- Your goal: All of the entries should be written out again exactly.

□ □ □

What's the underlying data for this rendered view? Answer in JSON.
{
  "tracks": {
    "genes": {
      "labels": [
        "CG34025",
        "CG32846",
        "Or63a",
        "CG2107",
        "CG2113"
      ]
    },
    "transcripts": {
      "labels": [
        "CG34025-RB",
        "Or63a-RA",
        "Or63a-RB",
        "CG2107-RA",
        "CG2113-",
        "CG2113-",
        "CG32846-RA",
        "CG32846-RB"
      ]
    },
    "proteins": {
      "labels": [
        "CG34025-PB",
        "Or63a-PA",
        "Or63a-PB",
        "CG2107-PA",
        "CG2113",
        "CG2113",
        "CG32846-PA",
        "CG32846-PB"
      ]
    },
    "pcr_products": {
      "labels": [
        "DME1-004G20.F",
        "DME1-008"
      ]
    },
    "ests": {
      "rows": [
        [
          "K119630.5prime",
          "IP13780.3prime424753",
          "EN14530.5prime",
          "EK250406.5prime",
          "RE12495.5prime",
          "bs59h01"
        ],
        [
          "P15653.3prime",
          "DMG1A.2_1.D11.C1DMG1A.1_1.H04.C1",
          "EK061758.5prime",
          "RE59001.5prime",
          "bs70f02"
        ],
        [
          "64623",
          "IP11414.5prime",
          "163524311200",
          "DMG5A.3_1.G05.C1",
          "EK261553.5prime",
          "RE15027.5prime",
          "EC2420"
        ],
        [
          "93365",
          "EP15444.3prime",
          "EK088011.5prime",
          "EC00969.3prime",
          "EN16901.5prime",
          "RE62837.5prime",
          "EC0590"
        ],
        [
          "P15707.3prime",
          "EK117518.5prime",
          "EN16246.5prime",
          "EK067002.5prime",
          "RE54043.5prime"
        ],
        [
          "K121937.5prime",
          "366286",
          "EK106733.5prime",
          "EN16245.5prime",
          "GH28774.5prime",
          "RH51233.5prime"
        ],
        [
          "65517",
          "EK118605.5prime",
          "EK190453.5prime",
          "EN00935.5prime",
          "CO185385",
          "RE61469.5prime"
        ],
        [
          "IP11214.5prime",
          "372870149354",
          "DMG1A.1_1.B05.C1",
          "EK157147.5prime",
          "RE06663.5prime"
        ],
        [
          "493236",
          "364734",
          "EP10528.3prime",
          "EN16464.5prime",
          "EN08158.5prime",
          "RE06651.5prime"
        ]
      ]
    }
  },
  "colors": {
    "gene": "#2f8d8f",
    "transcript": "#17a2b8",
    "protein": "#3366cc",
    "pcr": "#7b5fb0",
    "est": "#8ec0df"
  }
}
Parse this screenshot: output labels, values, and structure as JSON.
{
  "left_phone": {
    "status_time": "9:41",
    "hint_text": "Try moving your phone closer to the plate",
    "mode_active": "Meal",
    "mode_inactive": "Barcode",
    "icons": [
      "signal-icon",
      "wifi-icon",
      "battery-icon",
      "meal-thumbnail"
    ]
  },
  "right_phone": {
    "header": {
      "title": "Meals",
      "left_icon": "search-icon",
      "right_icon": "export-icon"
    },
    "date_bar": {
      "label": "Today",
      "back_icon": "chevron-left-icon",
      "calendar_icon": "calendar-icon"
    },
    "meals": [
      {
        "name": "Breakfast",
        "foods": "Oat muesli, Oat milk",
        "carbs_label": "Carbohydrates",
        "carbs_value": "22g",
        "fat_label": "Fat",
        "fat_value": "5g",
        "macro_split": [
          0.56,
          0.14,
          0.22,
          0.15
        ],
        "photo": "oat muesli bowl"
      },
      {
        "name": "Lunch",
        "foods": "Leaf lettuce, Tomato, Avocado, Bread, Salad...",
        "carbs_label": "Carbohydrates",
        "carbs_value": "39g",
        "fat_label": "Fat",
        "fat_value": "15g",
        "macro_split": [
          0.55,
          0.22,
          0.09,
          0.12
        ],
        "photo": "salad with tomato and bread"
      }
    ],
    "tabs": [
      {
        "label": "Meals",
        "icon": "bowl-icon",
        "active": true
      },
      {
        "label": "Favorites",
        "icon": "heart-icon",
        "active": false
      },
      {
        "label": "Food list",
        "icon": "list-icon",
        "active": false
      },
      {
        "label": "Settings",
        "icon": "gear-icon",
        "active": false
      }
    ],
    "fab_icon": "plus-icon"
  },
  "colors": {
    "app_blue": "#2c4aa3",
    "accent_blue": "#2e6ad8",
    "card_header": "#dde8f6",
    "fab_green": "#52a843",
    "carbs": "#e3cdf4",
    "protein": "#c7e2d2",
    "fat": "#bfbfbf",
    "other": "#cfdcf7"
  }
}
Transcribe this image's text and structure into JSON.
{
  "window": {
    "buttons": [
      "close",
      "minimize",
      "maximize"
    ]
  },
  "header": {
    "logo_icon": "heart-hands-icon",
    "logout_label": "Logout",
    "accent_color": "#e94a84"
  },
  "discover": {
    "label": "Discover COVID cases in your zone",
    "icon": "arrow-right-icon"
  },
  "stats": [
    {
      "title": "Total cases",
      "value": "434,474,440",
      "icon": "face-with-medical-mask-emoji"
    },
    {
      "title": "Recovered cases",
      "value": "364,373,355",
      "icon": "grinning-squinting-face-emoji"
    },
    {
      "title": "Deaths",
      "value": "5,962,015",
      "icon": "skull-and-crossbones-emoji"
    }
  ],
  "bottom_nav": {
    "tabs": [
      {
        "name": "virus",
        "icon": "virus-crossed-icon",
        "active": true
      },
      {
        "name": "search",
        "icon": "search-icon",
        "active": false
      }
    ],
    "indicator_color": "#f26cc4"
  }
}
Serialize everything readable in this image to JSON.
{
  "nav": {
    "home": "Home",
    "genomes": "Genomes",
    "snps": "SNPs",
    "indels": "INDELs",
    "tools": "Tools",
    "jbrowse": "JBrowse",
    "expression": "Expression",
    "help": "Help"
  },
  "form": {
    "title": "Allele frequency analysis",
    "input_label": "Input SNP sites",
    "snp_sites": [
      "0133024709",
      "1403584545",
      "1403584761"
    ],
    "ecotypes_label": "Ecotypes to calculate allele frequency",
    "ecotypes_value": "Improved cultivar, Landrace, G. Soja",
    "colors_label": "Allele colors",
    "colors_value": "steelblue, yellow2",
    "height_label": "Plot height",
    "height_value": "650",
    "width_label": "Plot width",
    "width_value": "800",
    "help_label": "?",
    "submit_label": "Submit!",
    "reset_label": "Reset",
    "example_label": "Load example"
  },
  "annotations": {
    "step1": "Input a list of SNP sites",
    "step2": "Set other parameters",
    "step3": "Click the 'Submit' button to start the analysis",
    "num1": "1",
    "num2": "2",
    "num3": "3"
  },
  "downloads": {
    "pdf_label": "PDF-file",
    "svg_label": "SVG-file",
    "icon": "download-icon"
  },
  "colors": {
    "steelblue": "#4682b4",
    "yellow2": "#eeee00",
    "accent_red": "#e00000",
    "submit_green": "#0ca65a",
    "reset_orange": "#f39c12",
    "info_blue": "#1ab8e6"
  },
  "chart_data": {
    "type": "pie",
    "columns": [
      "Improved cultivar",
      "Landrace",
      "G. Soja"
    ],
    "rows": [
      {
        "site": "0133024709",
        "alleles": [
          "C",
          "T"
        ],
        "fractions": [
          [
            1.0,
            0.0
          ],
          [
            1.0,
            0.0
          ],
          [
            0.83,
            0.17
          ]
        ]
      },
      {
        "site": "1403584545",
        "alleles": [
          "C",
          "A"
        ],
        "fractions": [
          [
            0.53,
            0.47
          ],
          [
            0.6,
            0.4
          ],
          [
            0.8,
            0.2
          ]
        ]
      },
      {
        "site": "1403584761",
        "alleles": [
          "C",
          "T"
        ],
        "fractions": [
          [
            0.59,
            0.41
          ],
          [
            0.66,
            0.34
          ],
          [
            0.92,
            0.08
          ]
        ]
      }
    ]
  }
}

□ □ □

- Written answer:
What's the underlying data for this rendered view? Answer in JSON.
{
  "tracks": {
    "genes": {
      "labels": [
        "CG34025",
        "CG32846",
        "Or63a",
        "CG2107",
        "CG2113"
      ]
    },
    "transcripts": {
      "labels": [
        "CG34025-RB",
        "Or63a-RA",
        "Or63a-RB",
        "CG2107-RA",
        "CG2113-",
        "CG2113-",
        "CG32846-RA",
        "CG32846-RB"
      ]
    },
    "proteins": {
      "labels": [
        "CG34025-PB",
        "Or63a-PA",
        "Or63a-PB",
        "CG2107-PA",
        "CG2113",
        "CG2113",
        "CG32846-PA",
        "CG32846-PB"
      ]
    },
    "pcr_products": {
      "labels": [
        "DME1-004G20.F",
        "DME1-008"
      ]
    },
    "ests": {
      "rows": [
        [
          "K119630.5prime",
          "IP13780.3prime424753",
          "EN14530.5prime",
          "EK250406.5prime",
          "RE12495.5prime",
          "bs59h01"
        ],
        [
          "P15653.3prime",
          "DMG1A.2_1.D11.C1DMG1A.1_1.H04.C1",
          "EK061758.5prime",
          "RE59001.5prime",
          "bs70f02"
        ],
        [
          "64623",
          "IP11414.5prime",
          "163524311200",
          "DMG5A.3_1.G05.C1",
          "EK261553.5prime",
          "RE15027.5prime",
          "EC2420"
        ],
        [
          "93365",
          "EP15444.3prime",
          "EK088011.5prime",
          "EC00969.3prime",
          "EN16901.5prime",
          "RE62837.5prime",
          "EC0590"
        ],
        [
          "P15707.3prime",
          "EK117518.5prime",
          "EN16246.5prime",
          "EK067002.5prime",
          "RE54043.5prime"
        ],
        [
          "K121937.5prime",
          "366286",
          "EK106733.5prime",
          "EN16245.5prime",
          "GH28774.5prime",
          "RH51233.5prime"
        ],
        [
          "65517",
          "EK118605.5prime",
          "EK190453.5prime",
          "EN00935.5prime",
          "CO185385",
          "RE61469.5prime"
        ],
        [
          "IP11214.5prime",
          "372870149354",
          "DMG1A.1_1.B05.C1",
          "EK157147.5prime",
          "RE06663.5prime"
        ],
        [
          "493236",
          "364734",
          "EP10528.3prime",
          "EN16464.5prime",
          "EN08158.5prime",
          "RE06651.5prime"
        ]
      ]
    }
  },
  "colors": {
    "gene": "#2f8d8f",
    "transcript": "#17a2b8",
    "protein": "#3366cc",
    "pcr": "#7b5fb0",
    "est": "#8ec0df"
  }
}
Parse this screenshot: output labels, values, and structure as JSON.
{
  "left_phone": {
    "status_time": "9:41",
    "hint_text": "Try moving your phone closer to the plate",
    "mode_active": "Meal",
    "mode_inactive": "Barcode",
    "icons": [
      "signal-icon",
      "wifi-icon",
      "battery-icon",
      "meal-thumbnail"
    ]
  },
  "right_phone": {
    "header": {
      "title": "Meals",
      "left_icon": "search-icon",
      "right_icon": "export-icon"
    },
    "date_bar": {
      "label": "Today",
      "back_icon": "chevron-left-icon",
      "calendar_icon": "calendar-icon"
    },
    "meals": [
      {
        "name": "Breakfast",
        "foods": "Oat muesli, Oat milk",
        "carbs_label": "Carbohydrates",
        "carbs_value": "22g",
        "fat_label": "Fat",
        "fat_value": "5g",
        "macro_split": [
          0.56,
          0.14,
          0.22,
          0.15
        ],
        "photo": "oat muesli bowl"
      },
      {
        "name": "Lunch",
        "foods": "Leaf lettuce, Tomato, Avocado, Bread, Salad...",
        "carbs_label": "Carbohydrates",
        "carbs_value": "39g",
        "fat_label": "Fat",
        "fat_value": "15g",
        "macro_split": [
          0.55,
          0.22,
          0.09,
          0.12
        ],
        "photo": "salad with tomato and bread"
      }
    ],
    "tabs": [
      {
        "label": "Meals",
        "icon": "bowl-icon",
        "active": true
      },
      {
        "label": "Favorites",
        "icon": "heart-icon",
        "active": false
      },
      {
        "label": "Food list",
        "icon": "list-icon",
        "active": false
      },
      {
        "label": "Settings",
        "icon": "gear-icon",
        "active": false
      }
    ],
    "fab_icon": "plus-icon"
  },
  "colors": {
    "app_blue": "#2c4aa3",
    "accent_blue": "#2e6ad8",
    "card_header": "#dde8f6",
    "fab_green": "#52a843",
    "carbs": "#e3cdf4",
    "protein": "#c7e2d2",
    "fat": "#bfbfbf",
    "other": "#cfdcf7"
  }
}
Transcribe this image's text and structure into JSON.
{
  "window": {
    "buttons": [
      "close",
      "minimize",
      "maximize"
    ]
  },
  "header": {
    "logo_icon": "heart-hands-icon",
    "logout_label": "Logout",
    "accent_color": "#e94a84"
  },
  "discover": {
    "label": "Discover COVID cases in your zone",
    "icon": "arrow-right-icon"
  },
  "stats": [
    {
      "title": "Total cases",
      "value": "434,474,440",
      "icon": "face-with-medical-mask-emoji"
    },
    {
      "title": "Recovered cases",
      "value": "364,373,355",
      "icon": "grinning-squinting-face-emoji"
    },
    {
      "title": "Deaths",
      "value": "5,962,015",
      "icon": "skull-and-crossbones-emoji"
    }
  ],
  "bottom_nav": {
    "tabs": [
      {
        "name": "virus",
        "icon": "virus-crossed-icon",
        "active": true
      },
      {
        "name": "search",
        "icon": "search-icon",
        "active": false
      }
    ],
    "indicator_color": "#f26cc4"
  }
}
Serialize everything readable in this image to JSON.
{
  "nav": {
    "home": "Home",
    "genomes": "Genomes",
    "snps": "SNPs",
    "indels": "INDELs",
    "tools": "Tools",
    "jbrowse": "JBrowse",
    "expression": "Expression",
    "help": "Help"
  },
  "form": {
    "title": "Allele frequency analysis",
    "input_label": "Input SNP sites",
    "snp_sites": [
      "0133024709",
      "1403584545",
      "1403584761"
    ],
    "ecotypes_label": "Ecotypes to calculate allele frequency",
    "ecotypes_value": "Improved cultivar, Landrace, G. Soja",
    "colors_label": "Allele colors",
    "colors_value": "steelblue, yellow2",
    "height_label": "Plot height",
    "height_value": "650",
    "width_label": "Plot width",
    "width_value": "800",
    "help_label": "?",
    "submit_label": "Submit!",
    "reset_label": "Reset",
    "example_label": "Load example"
  },
  "annotations": {
    "step1": "Input a list of SNP sites",
    "step2": "Set other parameters",
    "step3": "Click the 'Submit' button to start the analysis",
    "num1": "1",
    "num2": "2",
    "num3": "3"
  },
  "downloads": {
    "pdf_label": "PDF-file",
    "svg_label": "SVG-file",
    "icon": "download-icon"
  },
  "colors": {
    "steelblue": "#4682b4",
    "yellow2": "#eeee00",
    "accent_red": "#e00000",
    "submit_green": "#0ca65a",
    "reset_orange": "#f39c12",
    "info_blue": "#1ab8e6"
  },
  "chart_data": {
    "type": "pie",
    "columns": [
      "Improved cultivar",
      "Landrace",
      "G. Soja"
    ],
    "rows": [
      {
        "site": "0133024709",
        "alleles": [
          "C",
          "T"
        ],
        "fractions": [
          [
            1.0,
            0.0
          ],
          [
            1.0,
            0.0
          ],
          [
            0.83,
            0.17
          ]
        ]
      },
      {
        "site": "1403584545",
        "alleles": [
          "C",
          "A"
        ],
        "fractions": [
          [
            0.53,
            0.47
          ],
          [
            0.6,
            0.4
          ],
          [
            0.8,
            0.2
          ]
        ]
      },
      {
        "site": "1403584761",
        "alleles": [
          "C",
          "T"
        ],
        "fractions": [
          [
            0.59,
            0.41
          ],
          [
            0.66,
            0.34
          ],
          [
            0.92,
            0.08
          ]
        ]
      }
    ]
  }
}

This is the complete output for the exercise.